Required task: Identify each line below that contains the word "bullet", and copy it out.
---------- Dataset extract
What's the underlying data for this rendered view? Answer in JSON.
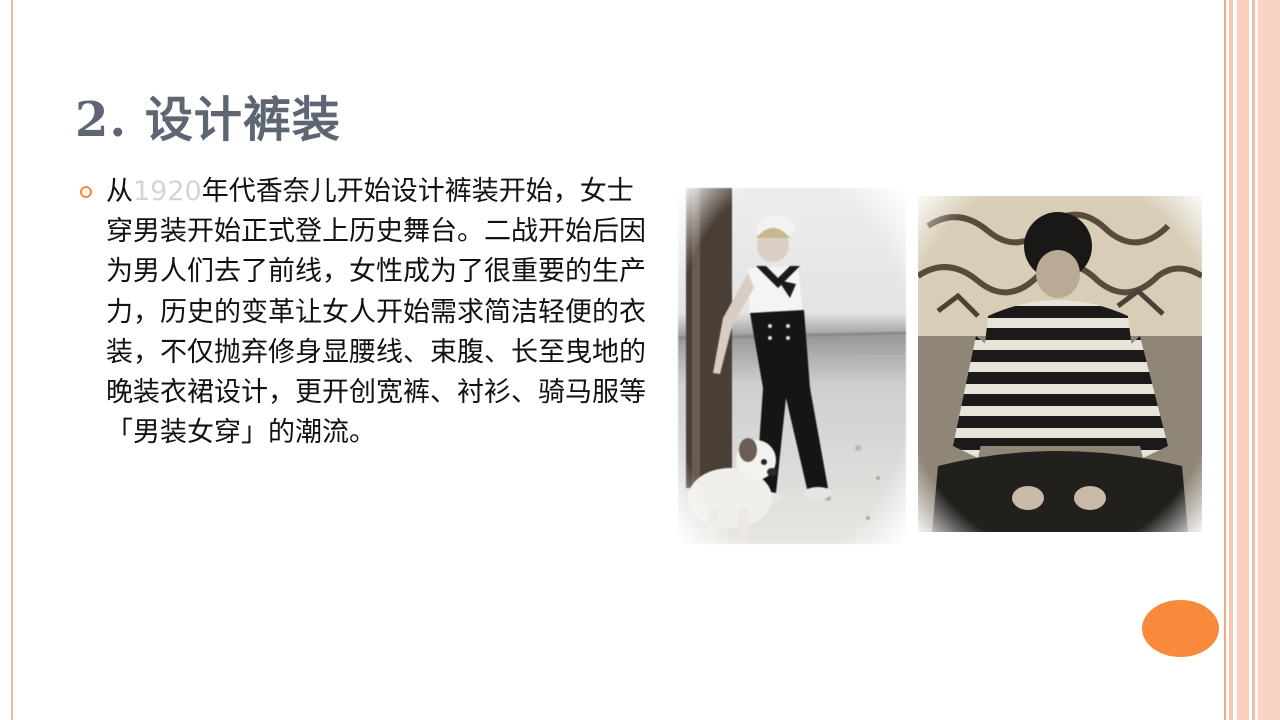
{
  "slide": {
    "title": "2. 设计裤装",
    "body": {
      "prefix": "从",
      "year": "1920",
      "rest": "年代香奈儿开始设计裤装开始，女士穿男装开始正式登上历史舞台。二战开始后因为男人们去了前线，女性成为了很重要的生产力，历史的变革让女人开始需求简洁轻便的衣装，不仅抛弃修身显腰线、束腹、长至曳地的晚装衣裙设计，更开创宽裤、衬衫、骑马服等「男装女穿」的潮流。"
    }
  },
  "colors": {
    "title": "#5d6672",
    "bullet": "#f58a3c",
    "accent_oval": "#f98a3b",
    "border": "#f6c7b1"
  },
  "icons": {
    "bullet": "hollow-circle-bullet-icon"
  }
}
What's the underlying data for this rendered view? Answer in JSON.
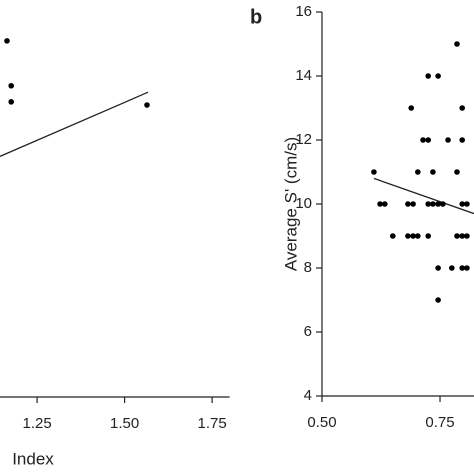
{
  "chart_data": [
    {
      "type": "scatter",
      "xlabel": "Index",
      "x": [
        1.164,
        1.176,
        1.176,
        1.564
      ],
      "values": [
        15.1,
        13.7,
        13.2,
        13.1
      ],
      "color": "#000000",
      "trendline": {
        "x": [
          1.144,
          1.567
        ],
        "y": [
          11.5,
          13.5
        ]
      },
      "xlim": [
        1.144,
        1.8
      ],
      "xticks": [
        1.25,
        {
          "value": 1.5,
          "label": "1.50"
        },
        1.75
      ],
      "ylim": [
        4,
        16
      ]
    },
    {
      "type": "scatter",
      "panel_label": "b",
      "ylabel": "Average S' (cm/s)",
      "x": [
        0.61,
        0.65,
        0.682,
        0.693,
        0.703,
        0.725,
        0.786,
        0.797,
        0.807,
        0.623,
        0.633,
        0.682,
        0.693,
        0.725,
        0.735,
        0.746,
        0.756,
        0.797,
        0.807,
        0.703,
        0.735,
        0.786,
        0.714,
        0.725,
        0.767,
        0.797,
        0.689,
        0.797,
        0.725,
        0.746,
        0.786,
        0.746,
        0.775,
        0.797,
        0.807,
        0.746
      ],
      "values": [
        11,
        9,
        9,
        9,
        9,
        9,
        9,
        9,
        9,
        10,
        10,
        10,
        10,
        10,
        10,
        10,
        10,
        10,
        10,
        11,
        11,
        11,
        12,
        12,
        12,
        12,
        13,
        13,
        14,
        14,
        15,
        8,
        8,
        8,
        8,
        7
      ],
      "color": "#000000",
      "trendline": {
        "x": [
          0.61,
          0.822
        ],
        "y": [
          10.8,
          9.7
        ]
      },
      "xlim": [
        0.5,
        0.822
      ],
      "xticks": [
        {
          "value": 0.5,
          "label": "0.50"
        },
        0.75
      ],
      "ylim": [
        4,
        16
      ],
      "yticks": [
        4,
        6,
        8,
        10,
        12,
        14,
        16
      ]
    }
  ]
}
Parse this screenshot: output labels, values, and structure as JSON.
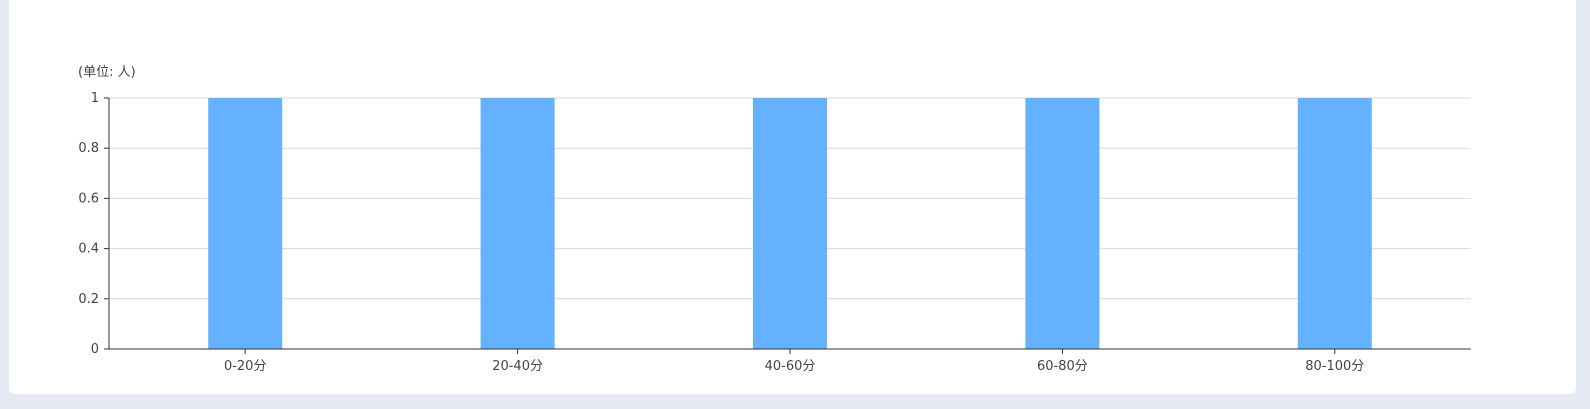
{
  "chart_data": {
    "type": "bar",
    "unit_label": "(单位: 人)",
    "categories": [
      "0-20分",
      "20-40分",
      "40-60分",
      "60-80分",
      "80-100分"
    ],
    "values": [
      1,
      1,
      1,
      1,
      1
    ],
    "ylim": [
      0,
      1
    ],
    "yticks": [
      0,
      0.2,
      0.4,
      0.6,
      0.8,
      1
    ],
    "ytick_labels": [
      "0",
      "0.2",
      "0.4",
      "0.6",
      "0.8",
      "1"
    ],
    "grid": true,
    "bar_color": "#64b1ff",
    "grid_color": "#d9d9d9",
    "axis_color": "#333333"
  }
}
--------------------
Reply:
    "bullet": "#f58a3c",
    "bullet": "hollow-circle-bullet-icon"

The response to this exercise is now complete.